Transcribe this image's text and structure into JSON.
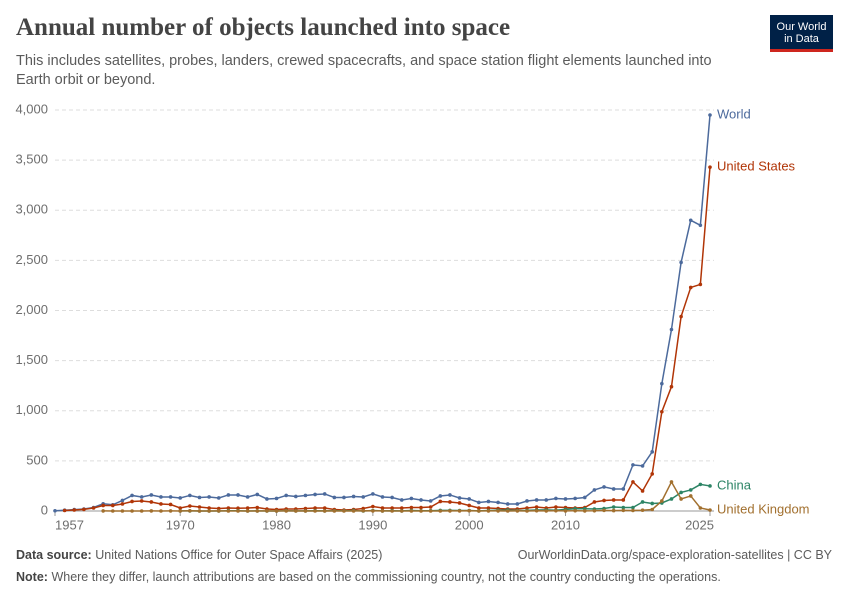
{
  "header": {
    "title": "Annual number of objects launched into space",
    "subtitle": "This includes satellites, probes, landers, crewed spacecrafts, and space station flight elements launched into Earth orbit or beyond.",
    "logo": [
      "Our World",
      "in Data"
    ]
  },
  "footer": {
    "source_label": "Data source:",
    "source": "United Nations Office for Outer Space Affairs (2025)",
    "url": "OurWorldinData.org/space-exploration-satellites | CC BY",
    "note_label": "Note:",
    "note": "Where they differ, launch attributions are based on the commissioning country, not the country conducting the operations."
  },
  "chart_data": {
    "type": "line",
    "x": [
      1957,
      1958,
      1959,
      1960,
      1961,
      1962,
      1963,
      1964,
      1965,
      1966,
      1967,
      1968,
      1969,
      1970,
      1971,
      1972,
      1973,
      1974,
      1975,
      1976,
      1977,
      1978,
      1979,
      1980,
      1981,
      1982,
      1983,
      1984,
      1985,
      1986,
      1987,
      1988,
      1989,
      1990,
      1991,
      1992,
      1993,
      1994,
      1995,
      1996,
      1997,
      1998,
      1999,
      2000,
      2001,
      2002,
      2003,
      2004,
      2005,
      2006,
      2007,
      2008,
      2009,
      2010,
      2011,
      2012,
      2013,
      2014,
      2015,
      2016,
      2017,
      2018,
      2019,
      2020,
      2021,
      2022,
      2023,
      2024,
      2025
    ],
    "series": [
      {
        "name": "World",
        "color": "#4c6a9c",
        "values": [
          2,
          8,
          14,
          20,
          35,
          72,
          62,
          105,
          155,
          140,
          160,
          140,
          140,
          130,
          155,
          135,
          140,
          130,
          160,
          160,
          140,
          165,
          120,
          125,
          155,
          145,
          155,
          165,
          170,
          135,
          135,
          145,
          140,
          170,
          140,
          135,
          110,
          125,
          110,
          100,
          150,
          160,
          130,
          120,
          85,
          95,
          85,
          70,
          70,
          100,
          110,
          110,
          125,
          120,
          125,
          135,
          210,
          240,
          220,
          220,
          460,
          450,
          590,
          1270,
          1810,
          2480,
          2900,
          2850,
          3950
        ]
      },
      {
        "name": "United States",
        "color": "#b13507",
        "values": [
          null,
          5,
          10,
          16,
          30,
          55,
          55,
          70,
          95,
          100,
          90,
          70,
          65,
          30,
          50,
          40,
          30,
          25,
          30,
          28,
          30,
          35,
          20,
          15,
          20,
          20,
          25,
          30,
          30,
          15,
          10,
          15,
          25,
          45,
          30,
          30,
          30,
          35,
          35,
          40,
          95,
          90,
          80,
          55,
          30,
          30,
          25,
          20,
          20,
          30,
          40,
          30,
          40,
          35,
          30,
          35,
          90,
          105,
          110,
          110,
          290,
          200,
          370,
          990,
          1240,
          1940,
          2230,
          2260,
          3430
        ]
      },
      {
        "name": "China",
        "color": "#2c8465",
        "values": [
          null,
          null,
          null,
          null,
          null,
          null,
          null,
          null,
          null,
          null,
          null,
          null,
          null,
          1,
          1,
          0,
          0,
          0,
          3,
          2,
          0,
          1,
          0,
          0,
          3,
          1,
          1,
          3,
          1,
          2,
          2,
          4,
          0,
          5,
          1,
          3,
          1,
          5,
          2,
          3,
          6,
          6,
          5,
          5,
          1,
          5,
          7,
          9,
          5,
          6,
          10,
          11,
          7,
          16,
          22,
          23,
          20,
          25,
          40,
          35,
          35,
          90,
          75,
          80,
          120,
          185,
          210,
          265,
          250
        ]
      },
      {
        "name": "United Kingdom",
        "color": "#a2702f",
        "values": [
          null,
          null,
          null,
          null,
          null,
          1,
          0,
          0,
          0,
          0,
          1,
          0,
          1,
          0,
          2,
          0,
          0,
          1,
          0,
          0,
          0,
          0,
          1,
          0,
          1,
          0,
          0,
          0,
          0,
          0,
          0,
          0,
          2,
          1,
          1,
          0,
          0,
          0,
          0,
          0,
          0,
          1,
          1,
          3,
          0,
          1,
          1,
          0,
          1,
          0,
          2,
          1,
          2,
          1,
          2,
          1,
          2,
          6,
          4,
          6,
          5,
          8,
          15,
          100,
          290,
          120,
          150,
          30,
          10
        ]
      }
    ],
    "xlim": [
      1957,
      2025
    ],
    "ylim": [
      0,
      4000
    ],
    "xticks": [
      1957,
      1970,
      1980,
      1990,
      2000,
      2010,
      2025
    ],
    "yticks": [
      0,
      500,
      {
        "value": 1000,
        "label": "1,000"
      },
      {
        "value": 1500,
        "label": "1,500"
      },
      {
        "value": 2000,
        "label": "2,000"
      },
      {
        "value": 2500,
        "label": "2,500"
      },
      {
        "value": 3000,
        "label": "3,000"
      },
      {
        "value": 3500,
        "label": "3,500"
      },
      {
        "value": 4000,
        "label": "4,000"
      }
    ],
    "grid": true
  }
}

-- -- --

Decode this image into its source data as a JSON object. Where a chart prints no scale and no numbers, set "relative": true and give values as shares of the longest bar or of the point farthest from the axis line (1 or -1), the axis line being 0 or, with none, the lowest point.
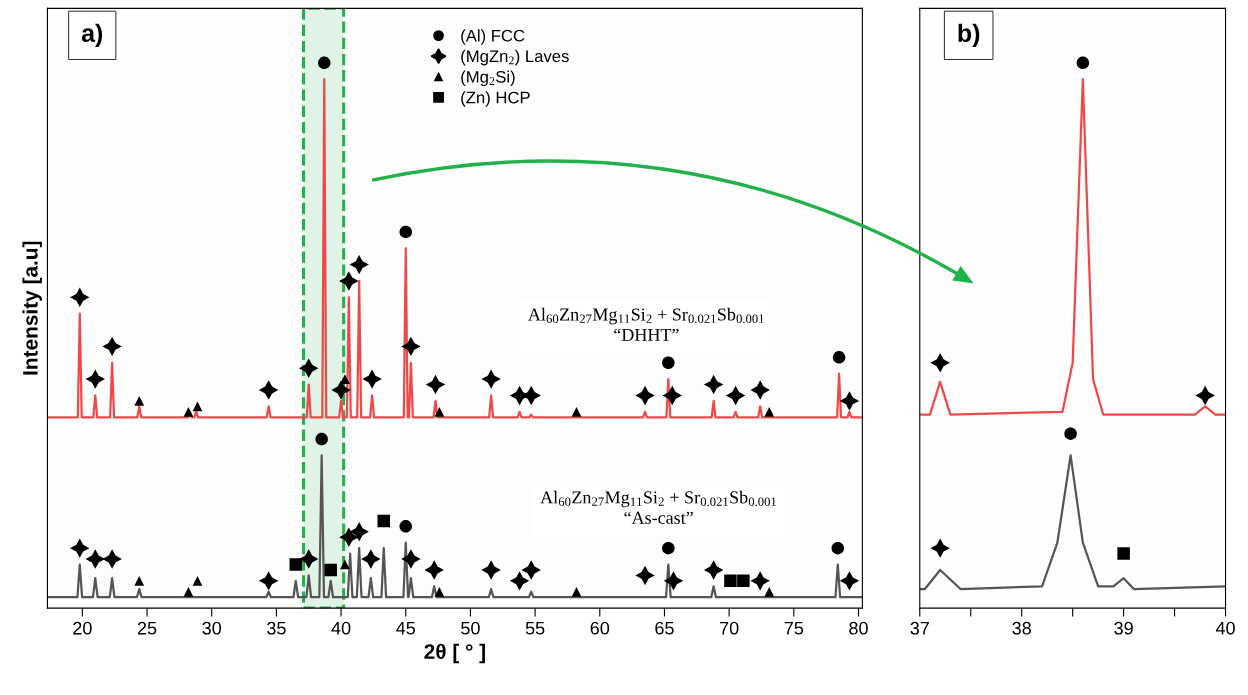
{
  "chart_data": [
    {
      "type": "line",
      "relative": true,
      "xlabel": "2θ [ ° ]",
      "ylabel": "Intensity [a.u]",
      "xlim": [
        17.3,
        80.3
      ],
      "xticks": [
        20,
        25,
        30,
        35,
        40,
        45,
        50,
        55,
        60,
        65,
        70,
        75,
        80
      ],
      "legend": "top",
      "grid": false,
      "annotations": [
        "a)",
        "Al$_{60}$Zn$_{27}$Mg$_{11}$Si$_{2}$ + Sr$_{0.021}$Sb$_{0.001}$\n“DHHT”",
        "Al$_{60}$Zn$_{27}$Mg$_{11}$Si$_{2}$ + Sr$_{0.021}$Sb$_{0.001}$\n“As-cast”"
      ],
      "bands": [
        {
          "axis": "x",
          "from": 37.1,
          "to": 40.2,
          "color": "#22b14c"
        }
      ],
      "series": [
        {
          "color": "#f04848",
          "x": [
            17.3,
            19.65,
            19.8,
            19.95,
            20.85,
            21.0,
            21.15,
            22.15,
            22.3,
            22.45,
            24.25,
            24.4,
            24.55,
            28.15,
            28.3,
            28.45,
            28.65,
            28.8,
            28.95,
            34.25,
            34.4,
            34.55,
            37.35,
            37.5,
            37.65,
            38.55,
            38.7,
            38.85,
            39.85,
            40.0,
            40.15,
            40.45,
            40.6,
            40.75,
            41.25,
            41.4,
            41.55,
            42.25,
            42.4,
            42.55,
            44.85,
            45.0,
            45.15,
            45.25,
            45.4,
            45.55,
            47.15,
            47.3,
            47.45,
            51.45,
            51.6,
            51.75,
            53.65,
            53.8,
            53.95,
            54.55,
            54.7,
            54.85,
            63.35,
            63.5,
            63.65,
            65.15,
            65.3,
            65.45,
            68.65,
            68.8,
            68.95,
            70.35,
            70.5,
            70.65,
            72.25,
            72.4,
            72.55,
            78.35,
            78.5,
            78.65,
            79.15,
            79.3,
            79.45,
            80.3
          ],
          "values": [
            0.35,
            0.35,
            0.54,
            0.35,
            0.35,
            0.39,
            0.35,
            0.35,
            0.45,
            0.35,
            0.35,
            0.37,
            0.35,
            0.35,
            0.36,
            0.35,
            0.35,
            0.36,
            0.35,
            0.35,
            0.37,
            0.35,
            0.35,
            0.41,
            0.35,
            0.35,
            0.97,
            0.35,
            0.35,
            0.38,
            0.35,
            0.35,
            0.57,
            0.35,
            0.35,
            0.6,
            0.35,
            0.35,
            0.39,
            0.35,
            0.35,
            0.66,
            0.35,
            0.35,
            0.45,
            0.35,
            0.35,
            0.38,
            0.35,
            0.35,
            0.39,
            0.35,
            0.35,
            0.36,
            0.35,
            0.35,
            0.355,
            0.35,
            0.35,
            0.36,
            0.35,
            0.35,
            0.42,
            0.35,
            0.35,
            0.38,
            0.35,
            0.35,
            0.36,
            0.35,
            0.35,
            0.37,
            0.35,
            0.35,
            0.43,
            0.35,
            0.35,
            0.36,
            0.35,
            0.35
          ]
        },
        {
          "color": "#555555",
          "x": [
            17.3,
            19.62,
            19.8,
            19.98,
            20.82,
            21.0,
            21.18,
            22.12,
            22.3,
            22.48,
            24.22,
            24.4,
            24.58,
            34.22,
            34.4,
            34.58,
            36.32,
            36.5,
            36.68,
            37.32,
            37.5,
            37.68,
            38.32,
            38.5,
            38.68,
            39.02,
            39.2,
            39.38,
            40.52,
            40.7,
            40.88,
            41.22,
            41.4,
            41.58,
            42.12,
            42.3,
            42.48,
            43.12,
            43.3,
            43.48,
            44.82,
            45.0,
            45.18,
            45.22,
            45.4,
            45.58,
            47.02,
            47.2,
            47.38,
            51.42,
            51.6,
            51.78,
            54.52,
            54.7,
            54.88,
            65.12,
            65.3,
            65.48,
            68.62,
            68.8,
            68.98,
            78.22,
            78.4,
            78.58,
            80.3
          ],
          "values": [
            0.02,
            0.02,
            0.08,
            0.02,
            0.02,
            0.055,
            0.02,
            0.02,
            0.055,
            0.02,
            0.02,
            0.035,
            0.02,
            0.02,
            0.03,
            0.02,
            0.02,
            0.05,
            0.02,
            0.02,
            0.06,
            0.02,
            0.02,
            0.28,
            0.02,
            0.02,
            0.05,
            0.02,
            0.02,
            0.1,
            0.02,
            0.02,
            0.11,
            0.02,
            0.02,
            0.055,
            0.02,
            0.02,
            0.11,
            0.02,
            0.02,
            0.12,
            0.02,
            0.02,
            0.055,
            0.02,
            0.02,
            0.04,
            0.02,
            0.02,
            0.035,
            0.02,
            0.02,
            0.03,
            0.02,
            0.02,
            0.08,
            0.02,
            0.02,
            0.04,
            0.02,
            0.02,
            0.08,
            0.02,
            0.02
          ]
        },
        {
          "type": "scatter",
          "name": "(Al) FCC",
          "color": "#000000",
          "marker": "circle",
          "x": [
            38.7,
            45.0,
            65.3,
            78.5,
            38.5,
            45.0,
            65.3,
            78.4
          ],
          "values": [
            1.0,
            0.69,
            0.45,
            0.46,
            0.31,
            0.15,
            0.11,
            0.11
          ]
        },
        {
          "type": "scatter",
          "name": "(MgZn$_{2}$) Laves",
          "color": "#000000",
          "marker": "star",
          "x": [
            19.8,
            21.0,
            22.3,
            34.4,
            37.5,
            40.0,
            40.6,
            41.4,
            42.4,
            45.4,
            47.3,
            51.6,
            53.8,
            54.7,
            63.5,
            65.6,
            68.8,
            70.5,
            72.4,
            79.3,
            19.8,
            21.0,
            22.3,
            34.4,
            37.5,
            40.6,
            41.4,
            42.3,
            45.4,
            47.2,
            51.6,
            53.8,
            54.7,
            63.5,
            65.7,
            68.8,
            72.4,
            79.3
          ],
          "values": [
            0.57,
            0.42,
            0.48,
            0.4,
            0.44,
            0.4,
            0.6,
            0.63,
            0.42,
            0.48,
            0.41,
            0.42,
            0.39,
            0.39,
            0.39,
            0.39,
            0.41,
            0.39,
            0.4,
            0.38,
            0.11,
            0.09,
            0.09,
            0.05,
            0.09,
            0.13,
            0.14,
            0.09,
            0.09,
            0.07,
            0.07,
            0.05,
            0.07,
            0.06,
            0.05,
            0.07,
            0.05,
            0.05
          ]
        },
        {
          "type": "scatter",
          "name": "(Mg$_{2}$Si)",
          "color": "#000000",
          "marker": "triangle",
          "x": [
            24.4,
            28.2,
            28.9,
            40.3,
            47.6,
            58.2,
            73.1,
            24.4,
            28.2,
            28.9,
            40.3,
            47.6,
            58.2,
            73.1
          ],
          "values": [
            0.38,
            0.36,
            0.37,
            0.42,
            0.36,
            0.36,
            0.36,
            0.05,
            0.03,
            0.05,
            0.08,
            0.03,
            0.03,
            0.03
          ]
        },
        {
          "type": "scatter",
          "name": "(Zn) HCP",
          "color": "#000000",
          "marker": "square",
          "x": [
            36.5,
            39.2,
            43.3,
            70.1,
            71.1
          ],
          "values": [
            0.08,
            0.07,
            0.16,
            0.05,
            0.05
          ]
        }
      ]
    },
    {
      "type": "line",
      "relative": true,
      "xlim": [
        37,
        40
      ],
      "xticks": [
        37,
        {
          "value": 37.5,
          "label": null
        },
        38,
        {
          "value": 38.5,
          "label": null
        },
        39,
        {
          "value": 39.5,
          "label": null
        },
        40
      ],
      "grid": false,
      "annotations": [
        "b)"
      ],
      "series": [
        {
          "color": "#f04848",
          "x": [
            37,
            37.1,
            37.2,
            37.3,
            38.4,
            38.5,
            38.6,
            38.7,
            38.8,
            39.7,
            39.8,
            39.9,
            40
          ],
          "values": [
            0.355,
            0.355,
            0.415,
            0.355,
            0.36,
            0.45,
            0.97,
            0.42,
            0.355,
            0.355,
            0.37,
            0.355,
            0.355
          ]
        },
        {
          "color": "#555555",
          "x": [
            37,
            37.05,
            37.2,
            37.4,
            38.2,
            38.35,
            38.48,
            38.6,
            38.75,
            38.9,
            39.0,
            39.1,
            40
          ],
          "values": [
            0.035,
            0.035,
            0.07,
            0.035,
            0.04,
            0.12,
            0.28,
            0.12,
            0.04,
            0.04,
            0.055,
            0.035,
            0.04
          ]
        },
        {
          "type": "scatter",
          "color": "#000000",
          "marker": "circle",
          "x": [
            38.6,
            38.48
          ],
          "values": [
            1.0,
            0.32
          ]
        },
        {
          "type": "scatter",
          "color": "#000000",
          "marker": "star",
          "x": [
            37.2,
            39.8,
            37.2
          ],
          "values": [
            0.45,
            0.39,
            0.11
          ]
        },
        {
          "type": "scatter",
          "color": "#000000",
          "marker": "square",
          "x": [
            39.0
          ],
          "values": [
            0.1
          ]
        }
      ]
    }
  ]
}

-- -- --

Exercise details:
Locate the word "JSON" in the records and collect each line it appears in.

Task answer:
Transcribe this image's text and structure into JSON.
Decode this image into its source data as a JSON object. Where a chart prints no scale and no numbers, set "relative": true and give values as shares of the longest bar or of the point farthest from the axis line (1 or -1), the axis line being 0 or, with none, the lowest point.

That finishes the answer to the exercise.